>> START SUPPLIED RECORDS
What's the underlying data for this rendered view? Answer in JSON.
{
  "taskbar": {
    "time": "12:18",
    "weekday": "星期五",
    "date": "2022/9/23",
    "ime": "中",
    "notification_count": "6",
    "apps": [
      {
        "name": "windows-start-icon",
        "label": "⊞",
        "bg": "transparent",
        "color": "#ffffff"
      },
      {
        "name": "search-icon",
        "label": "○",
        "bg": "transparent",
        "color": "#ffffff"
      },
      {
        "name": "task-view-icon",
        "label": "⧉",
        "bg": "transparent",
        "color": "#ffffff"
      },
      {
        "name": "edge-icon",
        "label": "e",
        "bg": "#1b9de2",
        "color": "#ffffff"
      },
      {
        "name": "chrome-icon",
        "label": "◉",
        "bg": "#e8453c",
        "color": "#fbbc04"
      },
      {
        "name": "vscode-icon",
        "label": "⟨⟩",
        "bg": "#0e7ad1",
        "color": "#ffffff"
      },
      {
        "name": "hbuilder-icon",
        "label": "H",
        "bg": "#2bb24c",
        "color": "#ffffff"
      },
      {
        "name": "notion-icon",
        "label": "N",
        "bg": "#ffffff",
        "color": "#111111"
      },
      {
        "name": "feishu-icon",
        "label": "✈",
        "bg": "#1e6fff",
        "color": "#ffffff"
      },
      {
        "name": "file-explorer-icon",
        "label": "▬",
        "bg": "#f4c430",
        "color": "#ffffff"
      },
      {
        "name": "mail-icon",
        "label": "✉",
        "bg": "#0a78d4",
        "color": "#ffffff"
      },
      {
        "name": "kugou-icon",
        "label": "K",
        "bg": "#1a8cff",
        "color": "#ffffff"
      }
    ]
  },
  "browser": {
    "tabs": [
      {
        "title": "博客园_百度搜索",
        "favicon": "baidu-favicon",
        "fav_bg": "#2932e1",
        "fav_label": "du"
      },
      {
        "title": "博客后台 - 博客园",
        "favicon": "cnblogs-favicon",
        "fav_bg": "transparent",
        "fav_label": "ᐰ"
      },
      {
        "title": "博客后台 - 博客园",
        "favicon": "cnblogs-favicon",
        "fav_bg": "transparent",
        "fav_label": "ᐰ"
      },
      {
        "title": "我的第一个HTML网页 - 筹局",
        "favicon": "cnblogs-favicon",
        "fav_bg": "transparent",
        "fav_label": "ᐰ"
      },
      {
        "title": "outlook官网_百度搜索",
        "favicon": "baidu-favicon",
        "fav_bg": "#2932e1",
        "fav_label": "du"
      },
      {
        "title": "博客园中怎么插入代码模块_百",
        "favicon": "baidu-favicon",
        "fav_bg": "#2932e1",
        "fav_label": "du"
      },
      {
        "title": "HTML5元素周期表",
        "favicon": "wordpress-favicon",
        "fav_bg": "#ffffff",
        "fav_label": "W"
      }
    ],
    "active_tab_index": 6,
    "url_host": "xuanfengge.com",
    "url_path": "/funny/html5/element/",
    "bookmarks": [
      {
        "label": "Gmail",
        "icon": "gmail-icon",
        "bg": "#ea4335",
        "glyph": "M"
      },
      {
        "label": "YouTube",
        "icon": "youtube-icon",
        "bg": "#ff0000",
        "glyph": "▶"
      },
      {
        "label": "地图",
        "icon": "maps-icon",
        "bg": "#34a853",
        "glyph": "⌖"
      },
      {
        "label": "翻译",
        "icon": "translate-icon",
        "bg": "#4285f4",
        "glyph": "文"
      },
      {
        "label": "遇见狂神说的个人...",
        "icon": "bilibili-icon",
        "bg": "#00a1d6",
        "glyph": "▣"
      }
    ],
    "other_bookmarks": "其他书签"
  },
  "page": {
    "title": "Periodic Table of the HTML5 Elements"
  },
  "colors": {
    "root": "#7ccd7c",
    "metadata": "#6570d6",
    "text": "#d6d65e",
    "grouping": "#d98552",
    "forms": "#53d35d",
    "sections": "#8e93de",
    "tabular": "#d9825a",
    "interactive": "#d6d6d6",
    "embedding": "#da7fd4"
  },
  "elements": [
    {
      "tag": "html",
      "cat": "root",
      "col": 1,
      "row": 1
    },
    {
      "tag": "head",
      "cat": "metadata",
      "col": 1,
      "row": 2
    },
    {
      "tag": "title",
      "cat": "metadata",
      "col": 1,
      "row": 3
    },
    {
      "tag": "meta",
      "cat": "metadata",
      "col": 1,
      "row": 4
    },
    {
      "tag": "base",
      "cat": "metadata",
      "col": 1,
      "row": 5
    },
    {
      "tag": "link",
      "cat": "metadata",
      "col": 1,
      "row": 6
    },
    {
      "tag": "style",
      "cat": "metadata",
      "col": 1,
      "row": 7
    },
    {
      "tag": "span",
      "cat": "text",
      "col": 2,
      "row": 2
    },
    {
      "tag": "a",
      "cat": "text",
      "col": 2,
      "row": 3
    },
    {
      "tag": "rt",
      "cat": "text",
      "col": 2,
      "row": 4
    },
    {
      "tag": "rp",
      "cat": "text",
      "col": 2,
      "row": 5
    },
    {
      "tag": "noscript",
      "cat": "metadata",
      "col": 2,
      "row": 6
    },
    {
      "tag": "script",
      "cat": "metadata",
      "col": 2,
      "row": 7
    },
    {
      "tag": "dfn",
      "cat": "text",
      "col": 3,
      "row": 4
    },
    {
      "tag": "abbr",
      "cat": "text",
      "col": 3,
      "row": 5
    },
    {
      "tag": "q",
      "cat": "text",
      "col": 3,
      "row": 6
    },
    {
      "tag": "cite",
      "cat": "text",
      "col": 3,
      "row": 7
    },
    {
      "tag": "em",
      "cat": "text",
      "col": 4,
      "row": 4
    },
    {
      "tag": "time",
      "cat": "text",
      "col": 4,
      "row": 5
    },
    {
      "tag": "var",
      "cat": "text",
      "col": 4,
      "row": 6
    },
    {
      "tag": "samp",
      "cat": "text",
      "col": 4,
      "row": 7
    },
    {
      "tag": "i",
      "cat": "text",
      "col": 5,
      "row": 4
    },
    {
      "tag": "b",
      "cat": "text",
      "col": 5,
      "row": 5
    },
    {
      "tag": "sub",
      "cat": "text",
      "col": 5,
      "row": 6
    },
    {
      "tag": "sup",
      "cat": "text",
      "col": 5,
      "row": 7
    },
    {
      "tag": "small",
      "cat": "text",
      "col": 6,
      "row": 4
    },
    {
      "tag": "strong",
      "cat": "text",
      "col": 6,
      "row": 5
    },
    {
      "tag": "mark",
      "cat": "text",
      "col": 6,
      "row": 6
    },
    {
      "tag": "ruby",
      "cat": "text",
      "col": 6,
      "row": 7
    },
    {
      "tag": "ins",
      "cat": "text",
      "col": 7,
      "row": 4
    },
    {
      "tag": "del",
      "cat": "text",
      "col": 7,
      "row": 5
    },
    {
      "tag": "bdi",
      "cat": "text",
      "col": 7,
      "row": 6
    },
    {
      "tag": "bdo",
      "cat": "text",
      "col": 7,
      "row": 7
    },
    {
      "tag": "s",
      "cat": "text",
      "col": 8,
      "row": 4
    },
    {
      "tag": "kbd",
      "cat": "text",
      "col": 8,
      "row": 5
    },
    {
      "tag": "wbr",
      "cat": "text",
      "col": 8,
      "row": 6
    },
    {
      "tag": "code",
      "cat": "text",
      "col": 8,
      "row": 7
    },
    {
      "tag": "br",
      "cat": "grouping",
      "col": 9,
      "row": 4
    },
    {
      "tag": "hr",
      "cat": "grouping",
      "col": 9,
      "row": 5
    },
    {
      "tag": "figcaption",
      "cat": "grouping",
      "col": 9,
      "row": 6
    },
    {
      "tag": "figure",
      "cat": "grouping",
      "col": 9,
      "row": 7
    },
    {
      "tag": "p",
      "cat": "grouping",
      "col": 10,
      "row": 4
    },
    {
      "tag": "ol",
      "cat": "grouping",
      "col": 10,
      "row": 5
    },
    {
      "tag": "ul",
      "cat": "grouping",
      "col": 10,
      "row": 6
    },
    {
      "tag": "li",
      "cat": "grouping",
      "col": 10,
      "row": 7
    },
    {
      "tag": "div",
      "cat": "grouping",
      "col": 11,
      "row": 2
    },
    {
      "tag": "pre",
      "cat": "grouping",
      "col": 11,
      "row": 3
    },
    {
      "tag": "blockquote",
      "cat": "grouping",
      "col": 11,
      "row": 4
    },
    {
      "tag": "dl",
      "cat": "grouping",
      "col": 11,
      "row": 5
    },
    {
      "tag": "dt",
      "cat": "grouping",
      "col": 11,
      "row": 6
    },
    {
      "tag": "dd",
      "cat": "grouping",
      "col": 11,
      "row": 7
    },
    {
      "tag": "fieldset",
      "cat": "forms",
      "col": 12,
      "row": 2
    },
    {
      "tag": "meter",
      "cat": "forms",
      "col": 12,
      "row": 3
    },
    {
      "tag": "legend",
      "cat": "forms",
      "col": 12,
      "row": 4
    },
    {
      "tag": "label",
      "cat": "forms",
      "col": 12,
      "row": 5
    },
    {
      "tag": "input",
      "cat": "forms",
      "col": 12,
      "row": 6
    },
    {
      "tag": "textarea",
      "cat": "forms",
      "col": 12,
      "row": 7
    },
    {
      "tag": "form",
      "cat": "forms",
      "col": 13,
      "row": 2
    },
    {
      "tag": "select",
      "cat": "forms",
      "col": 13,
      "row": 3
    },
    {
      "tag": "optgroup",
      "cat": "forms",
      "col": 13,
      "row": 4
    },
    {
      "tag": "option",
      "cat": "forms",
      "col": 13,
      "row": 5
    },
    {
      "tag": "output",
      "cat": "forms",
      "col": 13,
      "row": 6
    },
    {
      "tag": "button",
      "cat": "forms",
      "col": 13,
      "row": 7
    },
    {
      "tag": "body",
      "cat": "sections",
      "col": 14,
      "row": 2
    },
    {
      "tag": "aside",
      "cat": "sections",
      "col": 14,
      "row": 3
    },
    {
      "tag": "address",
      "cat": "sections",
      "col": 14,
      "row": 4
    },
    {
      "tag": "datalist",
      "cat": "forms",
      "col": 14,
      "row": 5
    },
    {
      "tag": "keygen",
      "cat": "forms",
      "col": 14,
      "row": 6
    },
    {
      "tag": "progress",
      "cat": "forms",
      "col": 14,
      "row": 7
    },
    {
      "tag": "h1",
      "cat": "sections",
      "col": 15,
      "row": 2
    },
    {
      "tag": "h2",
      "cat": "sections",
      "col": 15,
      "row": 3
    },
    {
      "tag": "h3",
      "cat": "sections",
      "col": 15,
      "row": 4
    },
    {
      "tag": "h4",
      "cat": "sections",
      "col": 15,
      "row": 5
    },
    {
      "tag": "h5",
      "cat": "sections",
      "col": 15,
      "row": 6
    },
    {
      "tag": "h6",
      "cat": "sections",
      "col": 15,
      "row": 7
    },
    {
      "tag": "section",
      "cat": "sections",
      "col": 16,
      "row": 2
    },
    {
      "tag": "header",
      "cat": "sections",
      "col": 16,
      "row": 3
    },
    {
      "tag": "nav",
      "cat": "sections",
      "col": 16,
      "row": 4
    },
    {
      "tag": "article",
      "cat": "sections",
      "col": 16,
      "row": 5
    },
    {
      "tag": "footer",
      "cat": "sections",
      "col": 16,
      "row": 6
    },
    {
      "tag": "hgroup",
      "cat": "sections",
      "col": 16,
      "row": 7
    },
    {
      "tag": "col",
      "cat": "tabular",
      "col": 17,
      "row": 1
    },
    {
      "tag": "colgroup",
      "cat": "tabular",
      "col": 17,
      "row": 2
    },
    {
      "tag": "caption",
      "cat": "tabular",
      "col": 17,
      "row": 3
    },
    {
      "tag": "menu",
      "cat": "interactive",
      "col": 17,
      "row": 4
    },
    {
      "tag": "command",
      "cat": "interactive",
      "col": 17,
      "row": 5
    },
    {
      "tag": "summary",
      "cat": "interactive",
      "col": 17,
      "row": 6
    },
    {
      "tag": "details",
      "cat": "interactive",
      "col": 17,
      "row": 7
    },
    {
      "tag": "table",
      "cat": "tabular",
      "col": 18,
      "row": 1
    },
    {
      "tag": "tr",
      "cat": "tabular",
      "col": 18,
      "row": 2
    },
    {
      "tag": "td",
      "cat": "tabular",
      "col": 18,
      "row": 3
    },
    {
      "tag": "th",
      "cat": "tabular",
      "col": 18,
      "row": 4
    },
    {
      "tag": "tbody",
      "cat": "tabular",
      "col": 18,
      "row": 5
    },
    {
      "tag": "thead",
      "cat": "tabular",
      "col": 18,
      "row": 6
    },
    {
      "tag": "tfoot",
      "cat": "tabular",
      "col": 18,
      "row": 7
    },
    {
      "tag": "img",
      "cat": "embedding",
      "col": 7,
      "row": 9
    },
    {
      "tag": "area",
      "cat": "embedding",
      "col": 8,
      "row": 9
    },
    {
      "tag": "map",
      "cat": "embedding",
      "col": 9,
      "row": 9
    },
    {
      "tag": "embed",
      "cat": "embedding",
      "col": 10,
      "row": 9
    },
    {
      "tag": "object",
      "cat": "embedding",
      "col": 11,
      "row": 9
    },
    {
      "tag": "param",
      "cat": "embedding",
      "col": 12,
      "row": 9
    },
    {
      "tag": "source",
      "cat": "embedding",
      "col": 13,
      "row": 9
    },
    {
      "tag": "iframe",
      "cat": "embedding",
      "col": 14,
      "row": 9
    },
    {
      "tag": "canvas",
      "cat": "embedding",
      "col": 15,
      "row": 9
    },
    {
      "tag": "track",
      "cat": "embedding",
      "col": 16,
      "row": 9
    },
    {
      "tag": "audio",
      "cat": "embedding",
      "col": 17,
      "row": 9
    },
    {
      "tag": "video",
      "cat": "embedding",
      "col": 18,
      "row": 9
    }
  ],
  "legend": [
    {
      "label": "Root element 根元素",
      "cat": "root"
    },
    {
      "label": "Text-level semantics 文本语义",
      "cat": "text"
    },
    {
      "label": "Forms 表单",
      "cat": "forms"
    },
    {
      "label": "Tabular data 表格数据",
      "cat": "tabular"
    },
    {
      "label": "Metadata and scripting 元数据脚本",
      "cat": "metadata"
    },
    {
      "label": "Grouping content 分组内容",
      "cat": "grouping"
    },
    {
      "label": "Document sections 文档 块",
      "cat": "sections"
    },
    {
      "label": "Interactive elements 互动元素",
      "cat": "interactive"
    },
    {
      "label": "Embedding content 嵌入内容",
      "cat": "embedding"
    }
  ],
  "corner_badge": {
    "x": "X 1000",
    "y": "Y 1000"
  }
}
>> END SUPPLIED RECORDS
#### WRITTEN EXERCISE:
Count how many lines above contain the word "view". Reply with the number alone.

#### SOLUTION TO THIS PROBLEM:
2